## TASK BRIEF
Reproduce the material word for word; the images stay out.

## MATERIAL FOR THIS EXERCISE
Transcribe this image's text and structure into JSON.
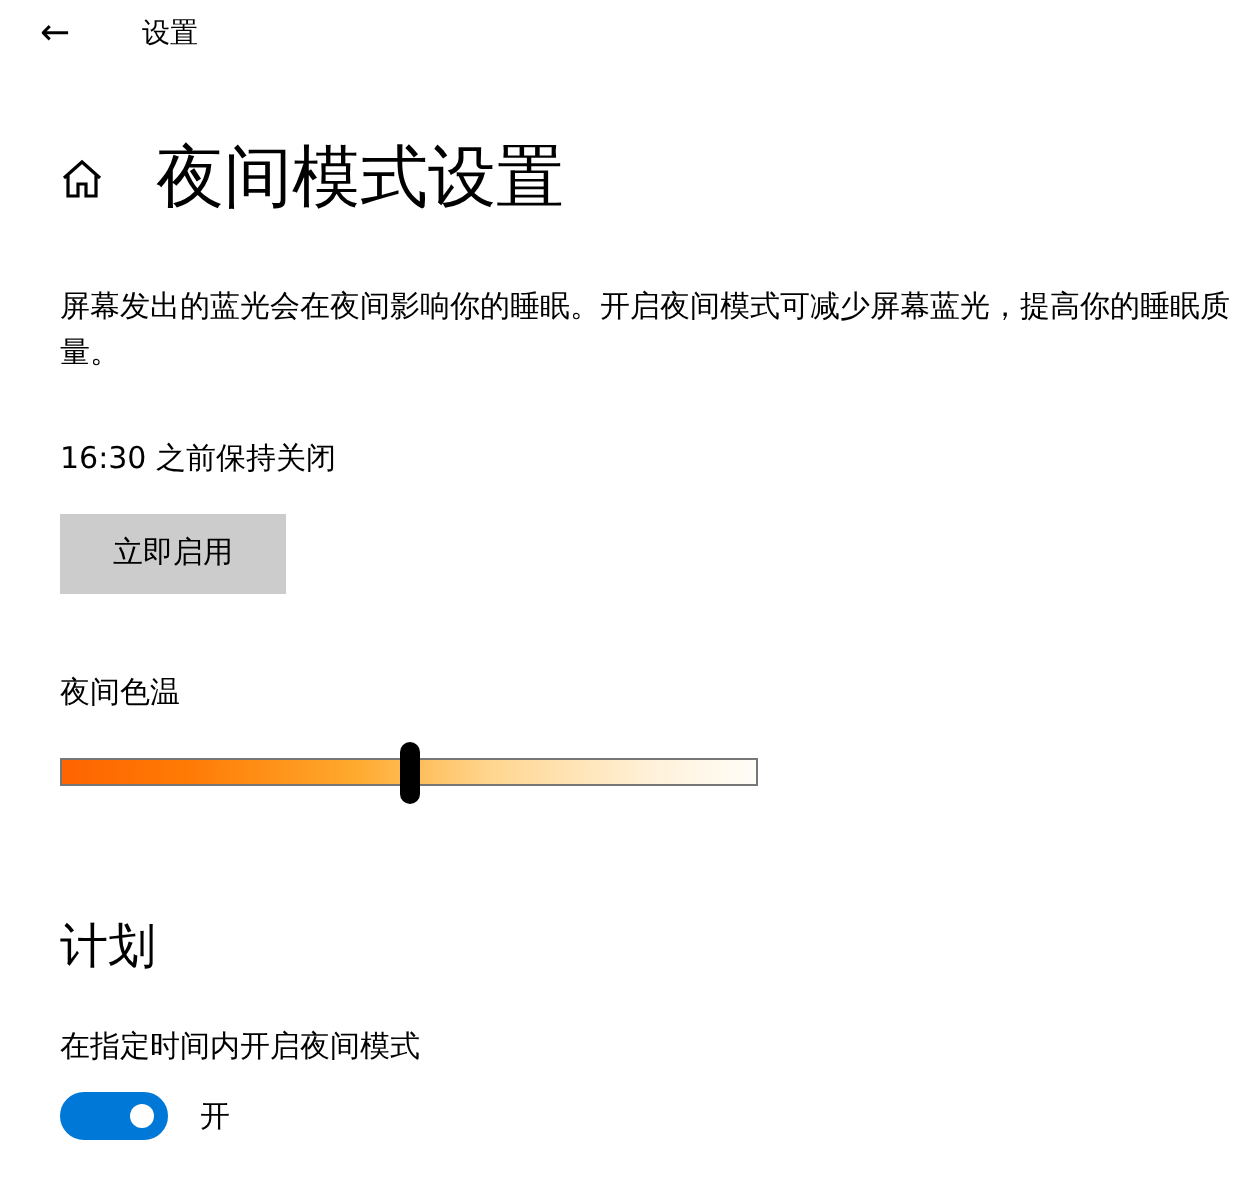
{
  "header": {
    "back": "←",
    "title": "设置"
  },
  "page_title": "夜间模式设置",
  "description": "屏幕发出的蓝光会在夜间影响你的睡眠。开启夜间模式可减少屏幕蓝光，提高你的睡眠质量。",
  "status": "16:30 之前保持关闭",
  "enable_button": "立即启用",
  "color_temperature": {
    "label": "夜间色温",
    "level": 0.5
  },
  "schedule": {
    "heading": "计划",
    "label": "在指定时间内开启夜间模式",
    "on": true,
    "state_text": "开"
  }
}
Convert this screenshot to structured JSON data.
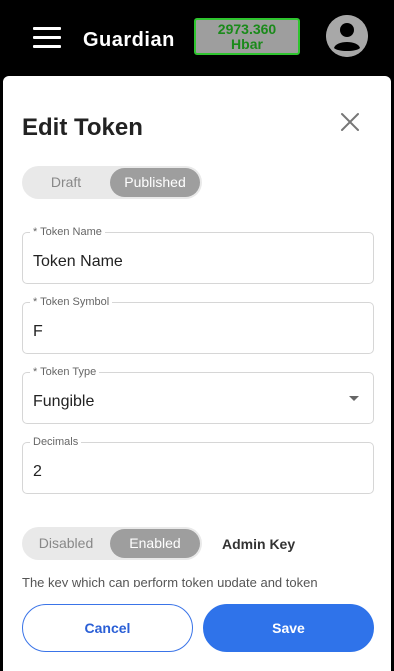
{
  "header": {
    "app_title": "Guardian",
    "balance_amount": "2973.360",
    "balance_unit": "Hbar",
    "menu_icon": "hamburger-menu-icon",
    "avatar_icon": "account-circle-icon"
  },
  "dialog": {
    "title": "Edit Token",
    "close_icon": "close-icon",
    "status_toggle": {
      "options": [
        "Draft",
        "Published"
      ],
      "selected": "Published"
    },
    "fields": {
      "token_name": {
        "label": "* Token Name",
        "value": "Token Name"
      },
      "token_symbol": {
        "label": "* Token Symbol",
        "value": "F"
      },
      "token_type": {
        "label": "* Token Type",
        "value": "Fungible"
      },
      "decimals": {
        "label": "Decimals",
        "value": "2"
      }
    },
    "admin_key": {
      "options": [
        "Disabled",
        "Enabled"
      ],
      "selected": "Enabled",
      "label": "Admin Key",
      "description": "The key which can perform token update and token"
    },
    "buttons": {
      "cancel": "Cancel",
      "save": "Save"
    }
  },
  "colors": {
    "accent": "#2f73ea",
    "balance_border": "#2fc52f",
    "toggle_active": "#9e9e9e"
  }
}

## REPLY
Transcribe this image's text and structure into JSON.
{
  "header": {
    "back": "←",
    "title": "设置"
  },
  "page_title": "夜间模式设置",
  "description": "屏幕发出的蓝光会在夜间影响你的睡眠。开启夜间模式可减少屏幕蓝光，提高你的睡眠质量。",
  "status": "16:30 之前保持关闭",
  "enable_button": "立即启用",
  "color_temperature": {
    "label": "夜间色温",
    "level": 0.5
  },
  "schedule": {
    "heading": "计划",
    "label": "在指定时间内开启夜间模式",
    "on": true,
    "state_text": "开"
  }
}
Convert this screenshot to structured JSON data.
{
  "header": {
    "app_title": "Guardian",
    "balance_amount": "2973.360",
    "balance_unit": "Hbar",
    "menu_icon": "hamburger-menu-icon",
    "avatar_icon": "account-circle-icon"
  },
  "dialog": {
    "title": "Edit Token",
    "close_icon": "close-icon",
    "status_toggle": {
      "options": [
        "Draft",
        "Published"
      ],
      "selected": "Published"
    },
    "fields": {
      "token_name": {
        "label": "* Token Name",
        "value": "Token Name"
      },
      "token_symbol": {
        "label": "* Token Symbol",
        "value": "F"
      },
      "token_type": {
        "label": "* Token Type",
        "value": "Fungible"
      },
      "decimals": {
        "label": "Decimals",
        "value": "2"
      }
    },
    "admin_key": {
      "options": [
        "Disabled",
        "Enabled"
      ],
      "selected": "Enabled",
      "label": "Admin Key",
      "description": "The key which can perform token update and token"
    },
    "buttons": {
      "cancel": "Cancel",
      "save": "Save"
    }
  },
  "colors": {
    "accent": "#2f73ea",
    "balance_border": "#2fc52f",
    "toggle_active": "#9e9e9e"
  }
}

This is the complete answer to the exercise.